## Goal
Among the entries below, find the lines with "title" and copy them.

-.-.-

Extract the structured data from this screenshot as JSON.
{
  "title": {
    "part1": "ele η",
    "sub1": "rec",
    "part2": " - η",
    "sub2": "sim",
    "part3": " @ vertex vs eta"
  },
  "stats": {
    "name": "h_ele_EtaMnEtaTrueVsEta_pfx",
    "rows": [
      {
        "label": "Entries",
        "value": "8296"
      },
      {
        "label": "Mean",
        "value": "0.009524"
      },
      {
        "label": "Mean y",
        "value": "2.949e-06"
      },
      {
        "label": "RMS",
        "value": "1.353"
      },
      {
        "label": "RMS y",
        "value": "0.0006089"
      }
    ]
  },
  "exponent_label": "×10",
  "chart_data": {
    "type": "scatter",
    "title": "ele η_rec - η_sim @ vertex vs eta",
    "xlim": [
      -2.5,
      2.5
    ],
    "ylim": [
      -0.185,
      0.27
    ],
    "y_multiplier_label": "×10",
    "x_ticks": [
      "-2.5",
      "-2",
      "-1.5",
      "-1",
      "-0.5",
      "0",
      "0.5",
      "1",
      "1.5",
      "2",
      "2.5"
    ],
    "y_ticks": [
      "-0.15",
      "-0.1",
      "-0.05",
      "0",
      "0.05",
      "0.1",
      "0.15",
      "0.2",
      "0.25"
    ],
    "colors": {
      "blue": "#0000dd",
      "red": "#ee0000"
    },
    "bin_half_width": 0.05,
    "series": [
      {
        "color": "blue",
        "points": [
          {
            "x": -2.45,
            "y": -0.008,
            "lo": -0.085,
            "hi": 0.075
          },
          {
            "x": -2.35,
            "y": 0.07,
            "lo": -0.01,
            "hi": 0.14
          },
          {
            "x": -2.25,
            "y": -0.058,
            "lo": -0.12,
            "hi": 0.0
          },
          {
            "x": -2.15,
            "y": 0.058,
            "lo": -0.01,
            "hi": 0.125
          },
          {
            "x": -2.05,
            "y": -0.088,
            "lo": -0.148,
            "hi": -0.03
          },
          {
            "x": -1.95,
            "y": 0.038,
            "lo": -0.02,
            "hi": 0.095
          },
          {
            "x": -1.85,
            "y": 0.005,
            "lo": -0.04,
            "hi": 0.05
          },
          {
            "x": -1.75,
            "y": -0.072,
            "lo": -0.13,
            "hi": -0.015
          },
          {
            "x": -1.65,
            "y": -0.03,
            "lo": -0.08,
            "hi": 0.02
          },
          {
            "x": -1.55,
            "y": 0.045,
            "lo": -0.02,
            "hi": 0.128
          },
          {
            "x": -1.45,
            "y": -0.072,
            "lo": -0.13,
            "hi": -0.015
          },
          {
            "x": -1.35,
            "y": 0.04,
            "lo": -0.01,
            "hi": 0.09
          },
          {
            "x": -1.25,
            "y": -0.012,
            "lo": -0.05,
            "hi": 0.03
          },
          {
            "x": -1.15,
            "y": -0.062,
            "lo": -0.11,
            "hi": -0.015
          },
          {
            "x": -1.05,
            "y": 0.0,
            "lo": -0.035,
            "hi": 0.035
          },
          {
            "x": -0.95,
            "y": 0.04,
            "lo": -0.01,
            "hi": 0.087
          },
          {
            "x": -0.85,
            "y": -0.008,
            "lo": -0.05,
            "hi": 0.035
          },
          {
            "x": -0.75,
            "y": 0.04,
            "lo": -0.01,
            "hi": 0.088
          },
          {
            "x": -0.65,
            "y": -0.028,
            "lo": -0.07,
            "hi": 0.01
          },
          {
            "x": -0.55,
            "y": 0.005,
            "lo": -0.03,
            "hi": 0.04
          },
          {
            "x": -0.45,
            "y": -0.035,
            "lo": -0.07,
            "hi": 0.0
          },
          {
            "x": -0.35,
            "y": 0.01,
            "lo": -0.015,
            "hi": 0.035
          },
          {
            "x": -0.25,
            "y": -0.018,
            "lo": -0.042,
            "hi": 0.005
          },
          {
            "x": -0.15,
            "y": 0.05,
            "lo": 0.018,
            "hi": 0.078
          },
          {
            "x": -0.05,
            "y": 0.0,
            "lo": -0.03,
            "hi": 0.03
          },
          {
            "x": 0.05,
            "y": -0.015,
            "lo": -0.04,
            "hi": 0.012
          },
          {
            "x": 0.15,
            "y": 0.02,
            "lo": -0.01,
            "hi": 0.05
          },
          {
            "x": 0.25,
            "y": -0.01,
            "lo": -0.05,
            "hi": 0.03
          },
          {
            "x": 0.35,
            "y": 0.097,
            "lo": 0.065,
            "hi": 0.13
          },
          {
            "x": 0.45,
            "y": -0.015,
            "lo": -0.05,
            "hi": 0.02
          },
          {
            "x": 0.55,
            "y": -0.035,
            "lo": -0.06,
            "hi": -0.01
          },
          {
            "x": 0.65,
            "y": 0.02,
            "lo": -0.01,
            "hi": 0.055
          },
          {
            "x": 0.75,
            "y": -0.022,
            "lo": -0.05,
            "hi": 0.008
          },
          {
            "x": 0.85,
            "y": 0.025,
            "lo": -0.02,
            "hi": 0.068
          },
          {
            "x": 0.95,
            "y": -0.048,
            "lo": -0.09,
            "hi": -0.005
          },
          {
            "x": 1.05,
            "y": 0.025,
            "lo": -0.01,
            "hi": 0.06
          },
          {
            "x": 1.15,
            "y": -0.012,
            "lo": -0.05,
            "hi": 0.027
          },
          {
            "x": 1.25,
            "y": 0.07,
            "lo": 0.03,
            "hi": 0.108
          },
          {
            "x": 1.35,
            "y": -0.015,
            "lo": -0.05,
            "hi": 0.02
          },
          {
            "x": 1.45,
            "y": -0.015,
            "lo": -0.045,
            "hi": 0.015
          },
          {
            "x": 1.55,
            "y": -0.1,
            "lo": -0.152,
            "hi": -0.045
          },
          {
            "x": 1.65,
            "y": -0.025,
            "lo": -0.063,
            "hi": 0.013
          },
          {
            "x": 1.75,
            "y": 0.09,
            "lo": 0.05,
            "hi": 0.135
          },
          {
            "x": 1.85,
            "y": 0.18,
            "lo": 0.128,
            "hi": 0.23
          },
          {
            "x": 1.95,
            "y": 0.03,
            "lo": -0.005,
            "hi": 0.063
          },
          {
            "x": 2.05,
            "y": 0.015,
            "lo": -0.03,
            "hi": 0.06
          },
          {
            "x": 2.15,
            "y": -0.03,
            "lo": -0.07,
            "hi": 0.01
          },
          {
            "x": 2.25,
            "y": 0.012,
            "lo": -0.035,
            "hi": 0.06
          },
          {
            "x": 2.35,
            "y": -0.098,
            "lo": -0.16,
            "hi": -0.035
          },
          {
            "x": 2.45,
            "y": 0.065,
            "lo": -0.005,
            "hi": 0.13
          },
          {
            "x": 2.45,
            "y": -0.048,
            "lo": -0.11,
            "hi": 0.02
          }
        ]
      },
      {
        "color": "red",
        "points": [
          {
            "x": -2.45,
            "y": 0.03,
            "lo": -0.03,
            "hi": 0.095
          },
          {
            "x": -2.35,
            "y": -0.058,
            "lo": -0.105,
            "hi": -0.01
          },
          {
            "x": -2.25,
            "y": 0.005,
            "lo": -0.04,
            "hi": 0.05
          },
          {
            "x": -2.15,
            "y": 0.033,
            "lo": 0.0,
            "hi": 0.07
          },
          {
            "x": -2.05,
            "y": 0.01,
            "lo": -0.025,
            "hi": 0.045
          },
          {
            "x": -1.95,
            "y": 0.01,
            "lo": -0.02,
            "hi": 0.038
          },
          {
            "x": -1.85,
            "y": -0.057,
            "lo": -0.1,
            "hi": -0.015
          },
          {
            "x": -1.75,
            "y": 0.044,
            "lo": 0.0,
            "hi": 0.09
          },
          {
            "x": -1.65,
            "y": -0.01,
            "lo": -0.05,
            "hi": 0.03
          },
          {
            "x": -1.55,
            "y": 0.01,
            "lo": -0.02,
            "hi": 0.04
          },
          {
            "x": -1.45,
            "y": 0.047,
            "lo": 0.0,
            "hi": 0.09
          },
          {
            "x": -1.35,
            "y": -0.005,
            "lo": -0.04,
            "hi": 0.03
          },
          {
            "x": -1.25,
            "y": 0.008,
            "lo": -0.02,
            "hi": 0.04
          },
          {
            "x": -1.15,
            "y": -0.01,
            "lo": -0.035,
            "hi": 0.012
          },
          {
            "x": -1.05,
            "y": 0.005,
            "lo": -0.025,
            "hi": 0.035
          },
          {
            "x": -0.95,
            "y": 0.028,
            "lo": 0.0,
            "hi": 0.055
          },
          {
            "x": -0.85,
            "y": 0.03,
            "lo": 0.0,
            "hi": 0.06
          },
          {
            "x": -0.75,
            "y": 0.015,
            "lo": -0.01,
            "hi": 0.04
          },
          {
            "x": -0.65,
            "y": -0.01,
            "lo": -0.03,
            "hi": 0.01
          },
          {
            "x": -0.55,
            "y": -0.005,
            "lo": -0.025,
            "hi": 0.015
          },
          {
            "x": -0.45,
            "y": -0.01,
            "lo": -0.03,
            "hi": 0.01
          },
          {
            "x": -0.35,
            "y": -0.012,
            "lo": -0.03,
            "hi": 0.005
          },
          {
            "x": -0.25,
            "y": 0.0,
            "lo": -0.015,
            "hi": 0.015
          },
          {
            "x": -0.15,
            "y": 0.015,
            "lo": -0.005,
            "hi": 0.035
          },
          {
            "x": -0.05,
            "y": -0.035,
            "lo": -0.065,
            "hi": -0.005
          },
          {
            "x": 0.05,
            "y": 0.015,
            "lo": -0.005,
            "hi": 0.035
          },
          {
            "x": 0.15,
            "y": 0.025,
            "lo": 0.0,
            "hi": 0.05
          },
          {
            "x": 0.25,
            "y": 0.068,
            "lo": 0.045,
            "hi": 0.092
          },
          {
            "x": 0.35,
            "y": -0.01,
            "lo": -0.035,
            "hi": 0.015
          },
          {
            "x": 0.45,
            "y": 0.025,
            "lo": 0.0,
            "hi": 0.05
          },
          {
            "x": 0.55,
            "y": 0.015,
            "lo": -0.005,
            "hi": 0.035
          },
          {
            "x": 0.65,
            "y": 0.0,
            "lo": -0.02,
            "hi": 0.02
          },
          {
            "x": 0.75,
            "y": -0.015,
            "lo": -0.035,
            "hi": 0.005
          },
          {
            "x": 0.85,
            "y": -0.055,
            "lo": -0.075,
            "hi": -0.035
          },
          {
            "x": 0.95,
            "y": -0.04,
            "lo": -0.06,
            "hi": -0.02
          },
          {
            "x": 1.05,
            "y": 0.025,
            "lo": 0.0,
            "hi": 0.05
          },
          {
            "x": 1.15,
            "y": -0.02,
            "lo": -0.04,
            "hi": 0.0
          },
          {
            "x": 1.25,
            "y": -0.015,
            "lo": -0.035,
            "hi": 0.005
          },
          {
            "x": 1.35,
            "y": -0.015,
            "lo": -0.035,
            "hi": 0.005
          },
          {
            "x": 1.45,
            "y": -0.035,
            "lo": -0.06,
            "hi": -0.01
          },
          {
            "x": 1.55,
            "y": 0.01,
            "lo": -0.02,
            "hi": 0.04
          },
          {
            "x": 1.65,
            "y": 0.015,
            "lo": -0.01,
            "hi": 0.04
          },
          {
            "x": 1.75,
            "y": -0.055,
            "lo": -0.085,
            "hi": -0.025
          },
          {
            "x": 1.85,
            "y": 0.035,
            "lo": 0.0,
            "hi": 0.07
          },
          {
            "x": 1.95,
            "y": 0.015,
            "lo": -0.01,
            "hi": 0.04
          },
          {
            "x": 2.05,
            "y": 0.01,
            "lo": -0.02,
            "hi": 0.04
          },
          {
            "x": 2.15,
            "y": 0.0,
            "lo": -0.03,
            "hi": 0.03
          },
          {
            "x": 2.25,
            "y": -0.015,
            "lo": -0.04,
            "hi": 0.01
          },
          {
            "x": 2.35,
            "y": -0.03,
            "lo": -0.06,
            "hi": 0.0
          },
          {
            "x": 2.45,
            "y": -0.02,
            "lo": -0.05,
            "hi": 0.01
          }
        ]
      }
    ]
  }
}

-.-.-

## Response for this exercise
  "title": {
    "title": "ele η_rec - η_sim @ vertex vs eta",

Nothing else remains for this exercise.